**Short task**.
Locate every line that holds the string "Ancestry" and copy it.

#### Records provided

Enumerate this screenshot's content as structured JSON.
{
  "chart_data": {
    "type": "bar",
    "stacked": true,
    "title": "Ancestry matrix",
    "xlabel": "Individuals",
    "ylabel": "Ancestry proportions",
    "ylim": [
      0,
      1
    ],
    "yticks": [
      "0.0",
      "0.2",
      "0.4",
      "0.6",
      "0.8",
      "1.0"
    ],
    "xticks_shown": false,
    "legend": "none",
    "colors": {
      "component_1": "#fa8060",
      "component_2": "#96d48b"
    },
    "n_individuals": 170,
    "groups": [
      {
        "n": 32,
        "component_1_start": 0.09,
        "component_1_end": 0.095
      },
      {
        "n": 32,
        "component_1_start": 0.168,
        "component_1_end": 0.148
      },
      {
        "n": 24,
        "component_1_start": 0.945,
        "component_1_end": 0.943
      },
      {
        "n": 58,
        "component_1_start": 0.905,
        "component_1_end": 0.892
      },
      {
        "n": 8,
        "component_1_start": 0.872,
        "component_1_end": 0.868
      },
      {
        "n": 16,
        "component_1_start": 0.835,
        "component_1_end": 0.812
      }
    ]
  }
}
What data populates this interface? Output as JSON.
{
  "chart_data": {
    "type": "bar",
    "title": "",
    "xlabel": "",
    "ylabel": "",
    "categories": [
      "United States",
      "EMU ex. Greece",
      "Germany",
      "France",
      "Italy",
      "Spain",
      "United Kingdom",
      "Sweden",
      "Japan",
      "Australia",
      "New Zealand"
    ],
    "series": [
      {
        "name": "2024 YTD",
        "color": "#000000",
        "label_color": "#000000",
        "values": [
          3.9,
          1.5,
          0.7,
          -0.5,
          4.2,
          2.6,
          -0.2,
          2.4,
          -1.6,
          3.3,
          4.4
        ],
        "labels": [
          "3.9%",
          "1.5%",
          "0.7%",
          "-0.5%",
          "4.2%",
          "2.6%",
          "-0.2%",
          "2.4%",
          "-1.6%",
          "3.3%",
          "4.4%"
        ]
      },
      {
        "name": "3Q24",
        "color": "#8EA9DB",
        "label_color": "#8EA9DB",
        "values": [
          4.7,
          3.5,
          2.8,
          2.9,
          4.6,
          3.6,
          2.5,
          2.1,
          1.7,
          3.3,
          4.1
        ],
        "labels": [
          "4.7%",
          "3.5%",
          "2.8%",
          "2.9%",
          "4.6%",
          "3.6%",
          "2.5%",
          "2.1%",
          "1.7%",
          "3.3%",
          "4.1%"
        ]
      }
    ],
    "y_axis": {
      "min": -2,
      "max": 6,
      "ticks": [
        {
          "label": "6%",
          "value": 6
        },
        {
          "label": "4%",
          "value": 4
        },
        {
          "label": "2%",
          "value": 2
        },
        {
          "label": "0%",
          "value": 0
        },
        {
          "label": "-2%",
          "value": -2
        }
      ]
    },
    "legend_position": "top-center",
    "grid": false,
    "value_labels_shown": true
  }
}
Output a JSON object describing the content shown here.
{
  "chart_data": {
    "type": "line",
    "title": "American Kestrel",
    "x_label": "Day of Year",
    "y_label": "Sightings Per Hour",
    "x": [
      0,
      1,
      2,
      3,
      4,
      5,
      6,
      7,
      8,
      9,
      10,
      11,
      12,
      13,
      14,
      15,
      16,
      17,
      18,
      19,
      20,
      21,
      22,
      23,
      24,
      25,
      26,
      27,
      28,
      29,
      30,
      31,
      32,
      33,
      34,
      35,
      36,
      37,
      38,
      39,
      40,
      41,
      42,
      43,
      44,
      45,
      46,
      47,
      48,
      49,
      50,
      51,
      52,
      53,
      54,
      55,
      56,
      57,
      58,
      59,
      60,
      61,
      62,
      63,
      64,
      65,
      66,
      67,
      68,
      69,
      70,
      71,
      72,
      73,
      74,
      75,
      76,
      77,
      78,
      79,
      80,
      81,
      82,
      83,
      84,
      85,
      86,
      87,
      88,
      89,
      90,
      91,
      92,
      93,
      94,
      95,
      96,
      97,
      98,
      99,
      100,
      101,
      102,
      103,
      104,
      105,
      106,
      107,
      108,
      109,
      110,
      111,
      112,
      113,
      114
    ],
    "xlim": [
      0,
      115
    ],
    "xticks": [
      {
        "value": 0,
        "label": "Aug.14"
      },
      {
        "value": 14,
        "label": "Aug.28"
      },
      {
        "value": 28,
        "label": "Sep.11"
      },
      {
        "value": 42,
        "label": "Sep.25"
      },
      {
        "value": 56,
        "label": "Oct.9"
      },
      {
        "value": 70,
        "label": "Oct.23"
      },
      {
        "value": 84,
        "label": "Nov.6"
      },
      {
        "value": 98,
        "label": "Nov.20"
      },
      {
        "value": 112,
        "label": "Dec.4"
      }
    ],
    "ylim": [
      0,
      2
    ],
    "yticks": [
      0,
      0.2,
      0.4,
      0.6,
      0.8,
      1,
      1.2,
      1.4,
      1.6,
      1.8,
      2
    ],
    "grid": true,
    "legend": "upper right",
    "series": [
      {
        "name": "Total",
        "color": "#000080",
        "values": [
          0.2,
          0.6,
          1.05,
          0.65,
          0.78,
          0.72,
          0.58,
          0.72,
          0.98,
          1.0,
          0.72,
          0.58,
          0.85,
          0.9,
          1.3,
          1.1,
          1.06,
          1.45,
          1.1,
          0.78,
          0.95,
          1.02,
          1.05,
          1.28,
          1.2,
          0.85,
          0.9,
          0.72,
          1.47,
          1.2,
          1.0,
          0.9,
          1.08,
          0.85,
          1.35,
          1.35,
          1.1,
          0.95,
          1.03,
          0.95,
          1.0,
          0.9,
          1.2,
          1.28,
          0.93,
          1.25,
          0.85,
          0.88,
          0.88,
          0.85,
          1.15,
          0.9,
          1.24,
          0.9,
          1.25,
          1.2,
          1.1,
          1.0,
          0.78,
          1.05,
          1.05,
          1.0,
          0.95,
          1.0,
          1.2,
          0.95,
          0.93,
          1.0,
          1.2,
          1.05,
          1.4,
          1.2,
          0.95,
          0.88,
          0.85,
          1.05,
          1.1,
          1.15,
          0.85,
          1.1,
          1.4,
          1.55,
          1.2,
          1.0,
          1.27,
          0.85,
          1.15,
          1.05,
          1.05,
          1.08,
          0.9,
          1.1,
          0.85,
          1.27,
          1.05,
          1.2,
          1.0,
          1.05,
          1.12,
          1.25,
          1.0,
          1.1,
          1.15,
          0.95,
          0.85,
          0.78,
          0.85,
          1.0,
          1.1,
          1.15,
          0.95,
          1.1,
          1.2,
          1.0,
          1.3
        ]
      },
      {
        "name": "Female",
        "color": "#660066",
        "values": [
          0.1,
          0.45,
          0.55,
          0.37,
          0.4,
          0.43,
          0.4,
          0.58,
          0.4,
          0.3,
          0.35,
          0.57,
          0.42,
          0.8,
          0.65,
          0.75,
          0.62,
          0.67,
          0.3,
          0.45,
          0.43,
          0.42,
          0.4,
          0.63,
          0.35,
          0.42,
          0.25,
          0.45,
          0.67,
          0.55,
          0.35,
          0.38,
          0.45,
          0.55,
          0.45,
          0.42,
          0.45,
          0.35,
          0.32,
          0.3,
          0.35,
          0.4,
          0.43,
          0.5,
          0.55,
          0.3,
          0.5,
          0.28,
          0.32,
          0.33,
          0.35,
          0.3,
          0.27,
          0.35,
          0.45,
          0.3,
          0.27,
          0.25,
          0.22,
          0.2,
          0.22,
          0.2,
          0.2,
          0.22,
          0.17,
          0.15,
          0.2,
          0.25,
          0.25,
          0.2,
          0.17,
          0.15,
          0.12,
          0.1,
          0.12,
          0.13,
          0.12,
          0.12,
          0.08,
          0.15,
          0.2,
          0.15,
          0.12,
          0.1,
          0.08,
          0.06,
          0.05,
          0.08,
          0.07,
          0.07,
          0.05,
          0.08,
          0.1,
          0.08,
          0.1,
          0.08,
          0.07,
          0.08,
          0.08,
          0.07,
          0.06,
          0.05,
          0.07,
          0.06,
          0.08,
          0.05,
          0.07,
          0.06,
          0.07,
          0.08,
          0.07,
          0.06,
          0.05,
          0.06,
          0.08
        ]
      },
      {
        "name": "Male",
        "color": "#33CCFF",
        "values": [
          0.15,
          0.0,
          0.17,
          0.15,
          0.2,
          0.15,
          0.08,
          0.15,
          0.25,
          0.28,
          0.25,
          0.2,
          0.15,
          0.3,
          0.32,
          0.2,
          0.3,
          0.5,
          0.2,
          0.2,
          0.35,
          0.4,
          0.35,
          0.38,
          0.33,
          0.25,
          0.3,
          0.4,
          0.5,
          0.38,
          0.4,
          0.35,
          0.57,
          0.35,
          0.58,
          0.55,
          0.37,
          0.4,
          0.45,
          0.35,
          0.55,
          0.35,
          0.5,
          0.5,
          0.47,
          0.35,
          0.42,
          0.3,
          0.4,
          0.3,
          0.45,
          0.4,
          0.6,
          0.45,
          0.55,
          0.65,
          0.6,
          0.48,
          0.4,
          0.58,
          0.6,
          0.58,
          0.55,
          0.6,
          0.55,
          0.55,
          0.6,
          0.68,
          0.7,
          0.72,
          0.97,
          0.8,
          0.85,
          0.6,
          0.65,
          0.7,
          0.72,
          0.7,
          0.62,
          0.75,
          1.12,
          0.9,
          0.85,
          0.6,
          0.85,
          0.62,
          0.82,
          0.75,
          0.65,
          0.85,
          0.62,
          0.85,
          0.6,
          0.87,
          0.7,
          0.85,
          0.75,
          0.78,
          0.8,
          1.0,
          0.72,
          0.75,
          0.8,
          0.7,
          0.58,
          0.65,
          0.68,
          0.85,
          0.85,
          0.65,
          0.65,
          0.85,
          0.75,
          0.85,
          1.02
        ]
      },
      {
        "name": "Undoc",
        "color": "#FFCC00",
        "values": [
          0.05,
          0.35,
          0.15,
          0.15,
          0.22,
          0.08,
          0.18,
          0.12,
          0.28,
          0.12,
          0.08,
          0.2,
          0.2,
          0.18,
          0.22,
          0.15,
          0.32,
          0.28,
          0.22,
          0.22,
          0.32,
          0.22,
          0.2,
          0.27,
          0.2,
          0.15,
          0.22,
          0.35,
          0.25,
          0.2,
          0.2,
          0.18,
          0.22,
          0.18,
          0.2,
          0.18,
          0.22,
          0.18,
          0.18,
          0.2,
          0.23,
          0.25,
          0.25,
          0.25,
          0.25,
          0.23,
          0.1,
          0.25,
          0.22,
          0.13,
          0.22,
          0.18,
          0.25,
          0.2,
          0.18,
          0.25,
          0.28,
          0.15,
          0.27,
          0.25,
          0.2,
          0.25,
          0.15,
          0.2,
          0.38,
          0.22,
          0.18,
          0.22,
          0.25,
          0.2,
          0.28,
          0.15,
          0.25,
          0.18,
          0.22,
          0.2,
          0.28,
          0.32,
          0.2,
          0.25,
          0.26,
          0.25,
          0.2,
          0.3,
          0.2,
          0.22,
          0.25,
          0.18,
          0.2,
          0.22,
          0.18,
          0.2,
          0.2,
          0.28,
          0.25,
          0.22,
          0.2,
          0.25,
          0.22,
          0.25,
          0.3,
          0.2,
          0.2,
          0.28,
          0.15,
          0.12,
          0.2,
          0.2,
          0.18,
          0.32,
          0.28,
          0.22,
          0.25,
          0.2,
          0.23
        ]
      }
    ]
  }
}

########

**Written response**.
    "title": "Ancestry matrix",
    "ylabel": "Ancestry proportions",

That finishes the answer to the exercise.